(Records from a collection)
——
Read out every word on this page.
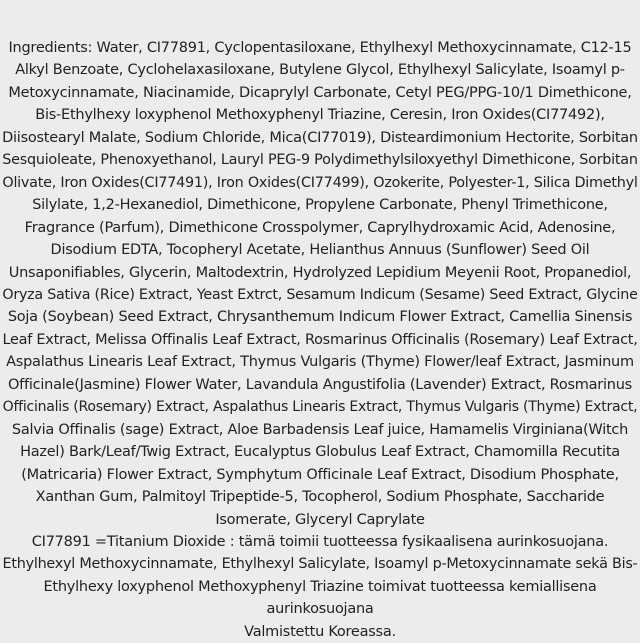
Ingredients: Water, CI77891, Cyclopentasiloxane, Ethylhexyl Methoxycinnamate, C12-15
Alkyl Benzoate, Cyclohelaxasiloxane, Butylene Glycol, Ethylhexyl Salicylate, Isoamyl p-
Metoxycinnamate, Niacinamide, Dicaprylyl Carbonate, Cetyl PEG/PPG-10/1 Dimethicone,
Bis-Ethylhexy loxyphenol Methoxyphenyl Triazine, Ceresin, Iron Oxides(CI77492),
Diisostearyl Malate, Sodium Chloride, Mica(CI77019), Disteardimonium Hectorite, Sorbitan
Sesquioleate, Phenoxyethanol, Lauryl PEG-9 Polydimethylsiloxyethyl Dimethicone, Sorbitan
Olivate, Iron Oxides(CI77491), Iron Oxides(CI77499), Ozokerite, Polyester-1, Silica Dimethyl
Silylate, 1,2-Hexanediol, Dimethicone, Propylene Carbonate, Phenyl Trimethicone,
Fragrance (Parfum), Dimethicone Crosspolymer, Caprylhydroxamic Acid, Adenosine,
Disodium EDTA, Tocopheryl Acetate, Helianthus Annuus (Sunflower) Seed Oil
Unsaponifiables, Glycerin, Maltodextrin, Hydrolyzed Lepidium Meyenii Root, Propanediol,
Oryza Sativa (Rice) Extract, Yeast Extrct, Sesamum Indicum (Sesame) Seed Extract, Glycine
Soja (Soybean) Seed Extract, Chrysanthemum Indicum Flower Extract, Camellia Sinensis
Leaf Extract, Melissa Offinalis Leaf Extract, Rosmarinus Officinalis (Rosemary) Leaf Extract,
Aspalathus Linearis Leaf Extract, Thymus Vulgaris (Thyme) Flower/leaf Extract, Jasminum
Officinale(Jasmine) Flower Water, Lavandula Angustifolia (Lavender) Extract, Rosmarinus
Officinalis (Rosemary) Extract, Aspalathus Linearis Extract, Thymus Vulgaris (Thyme) Extract,
Salvia Offinalis (sage) Extract, Aloe Barbadensis Leaf juice, Hamamelis Virginiana(Witch
Hazel) Bark/Leaf/Twig Extract, Eucalyptus Globulus Leaf Extract, Chamomilla Recutita
(Matricaria) Flower Extract, Symphytum Officinale Leaf Extract, Disodium Phosphate,
Xanthan Gum, Palmitoyl Tripeptide-5, Tocopherol, Sodium Phosphate, Saccharide
Isomerate, Glyceryl Caprylate

CI77891 =Titanium Dioxide : tämä toimii tuotteessa fysikaalisena aurinkosuojana.

Ethylhexyl Methoxycinnamate, Ethylhexyl Salicylate, Isoamyl p-Metoxycinnamate sekä Bis-
Ethylhexy loxyphenol Methoxyphenyl Triazine toimivat tuotteessa kemiallisena
aurinkosuojana

Valmistettu Koreassa.
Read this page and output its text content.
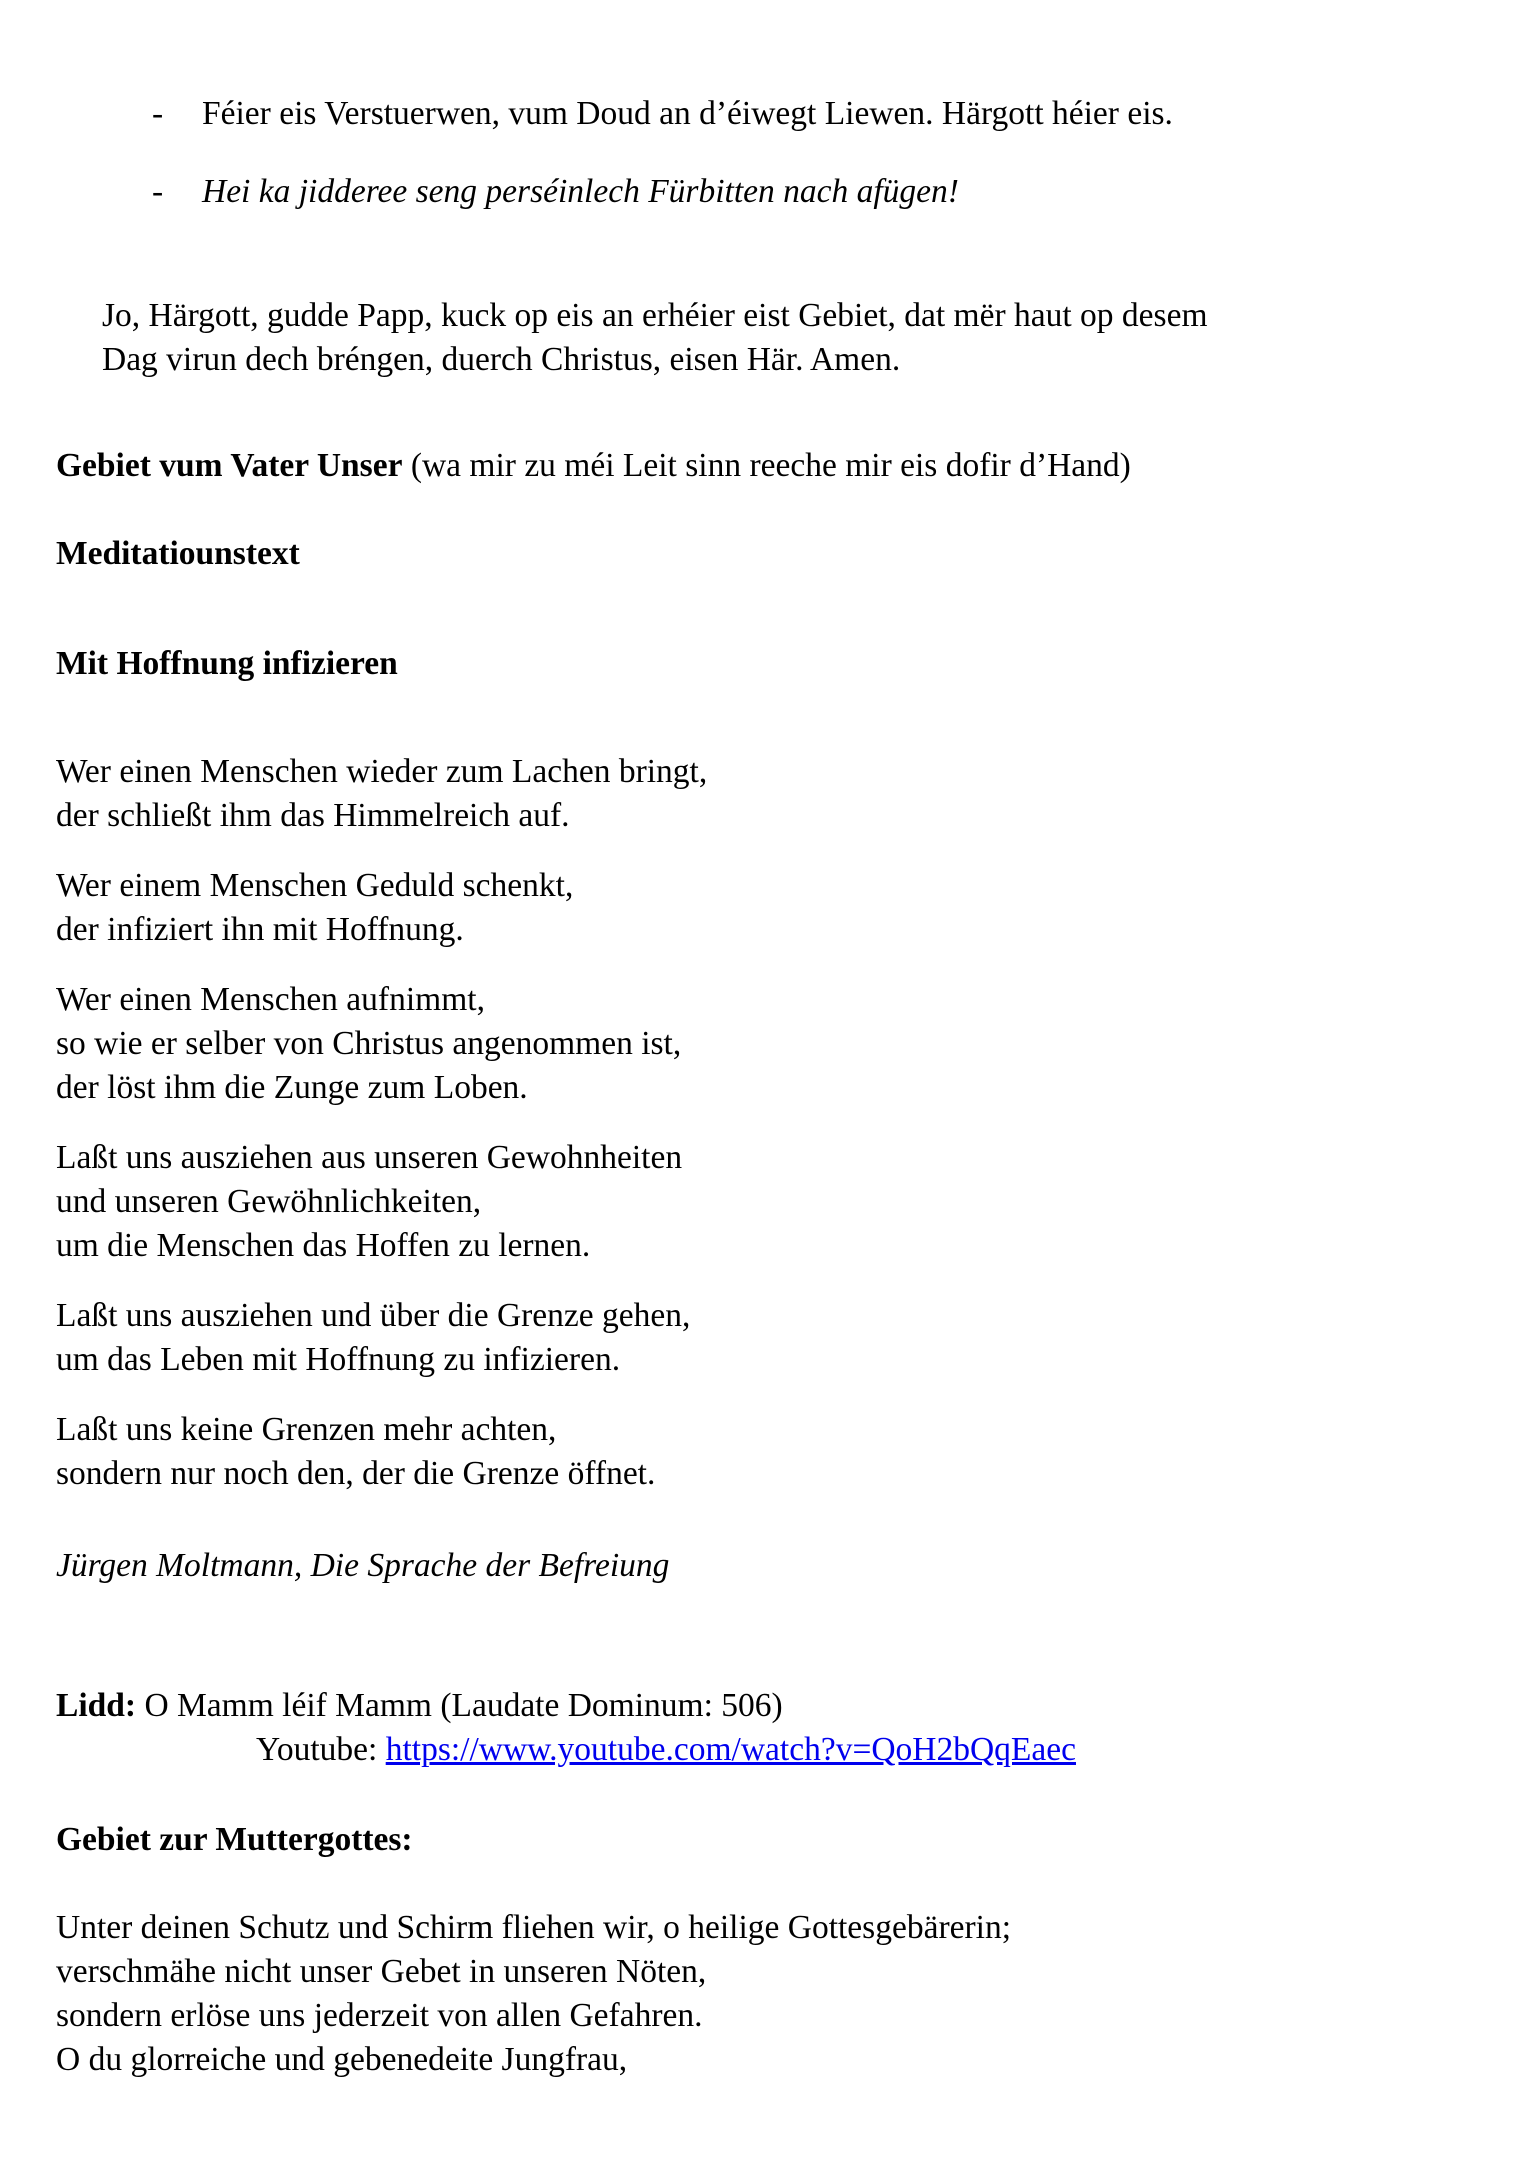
- Féier eis Verstuerwen, vum Doud an d’éiwegt Liewen. Härgott héier eis.
- Hei ka jidderee seng perséinlech Fürbitten nach afügen!
Jo, Härgott, gudde Papp, kuck op eis an erhéier eist Gebiet, dat mër haut op desem
Dag virun dech bréngen, duerch Christus, eisen Här. Amen.
Gebiet vum Vater Unser (wa mir zu méi Leit sinn reeche mir eis dofir d’Hand)
Meditatiounstext
Mit Hoffnung infizieren
Wer einen Menschen wieder zum Lachen bringt,
der schließt ihm das Himmelreich auf.
Wer einem Menschen Geduld schenkt,
der infiziert ihn mit Hoffnung.
Wer einen Menschen aufnimmt,
so wie er selber von Christus angenommen ist,
der löst ihm die Zunge zum Loben.
Laßt uns ausziehen aus unseren Gewohnheiten
und unseren Gewöhnlichkeiten,
um die Menschen das Hoffen zu lernen.
Laßt uns ausziehen und über die Grenze gehen,
um das Leben mit Hoffnung zu infizieren.
Laßt uns keine Grenzen mehr achten,
sondern nur noch den, der die Grenze öffnet.
Jürgen Moltmann, Die Sprache der Befreiung
Lidd: O Mamm léif Mamm (Laudate Dominum: 506)
Youtube: https://www.youtube.com/watch?v=QoH2bQqEaec
Gebiet zur Muttergottes:
Unter deinen Schutz und Schirm fliehen wir, o heilige Gottesgebärerin;
verschmähe nicht unser Gebet in unseren Nöten,
sondern erlöse uns jederzeit von allen Gefahren.
O du glorreiche und gebenedeite Jungfrau,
——
**WHAT IS EXPECTED:** Copy out exactly the lines between the line that contains "Read this page and output its text content." and the last line of the records, both ends included; leave out every picture.

**ANSWER FOR THIS EXERCISE:**
Read this page and output its text content.
- Féier eis Verstuerwen, vum Doud an d’éiwegt Liewen. Härgott héier eis.
- Hei ka jidderee seng perséinlech Fürbitten nach afügen!
Jo, Härgott, gudde Papp, kuck op eis an erhéier eist Gebiet, dat mër haut op desem
Dag virun dech bréngen, duerch Christus, eisen Här. Amen.
Gebiet vum Vater Unser (wa mir zu méi Leit sinn reeche mir eis dofir d’Hand)
Meditatiounstext
Mit Hoffnung infizieren
Wer einen Menschen wieder zum Lachen bringt,
der schließt ihm das Himmelreich auf.
Wer einem Menschen Geduld schenkt,
der infiziert ihn mit Hoffnung.
Wer einen Menschen aufnimmt,
so wie er selber von Christus angenommen ist,
der löst ihm die Zunge zum Loben.
Laßt uns ausziehen aus unseren Gewohnheiten
und unseren Gewöhnlichkeiten,
um die Menschen das Hoffen zu lernen.
Laßt uns ausziehen und über die Grenze gehen,
um das Leben mit Hoffnung zu infizieren.
Laßt uns keine Grenzen mehr achten,
sondern nur noch den, der die Grenze öffnet.
Jürgen Moltmann, Die Sprache der Befreiung
Lidd: O Mamm léif Mamm (Laudate Dominum: 506)
Youtube: https://www.youtube.com/watch?v=QoH2bQqEaec
Gebiet zur Muttergottes:
Unter deinen Schutz und Schirm fliehen wir, o heilige Gottesgebärerin;
verschmähe nicht unser Gebet in unseren Nöten,
sondern erlöse uns jederzeit von allen Gefahren.
O du glorreiche und gebenedeite Jungfrau,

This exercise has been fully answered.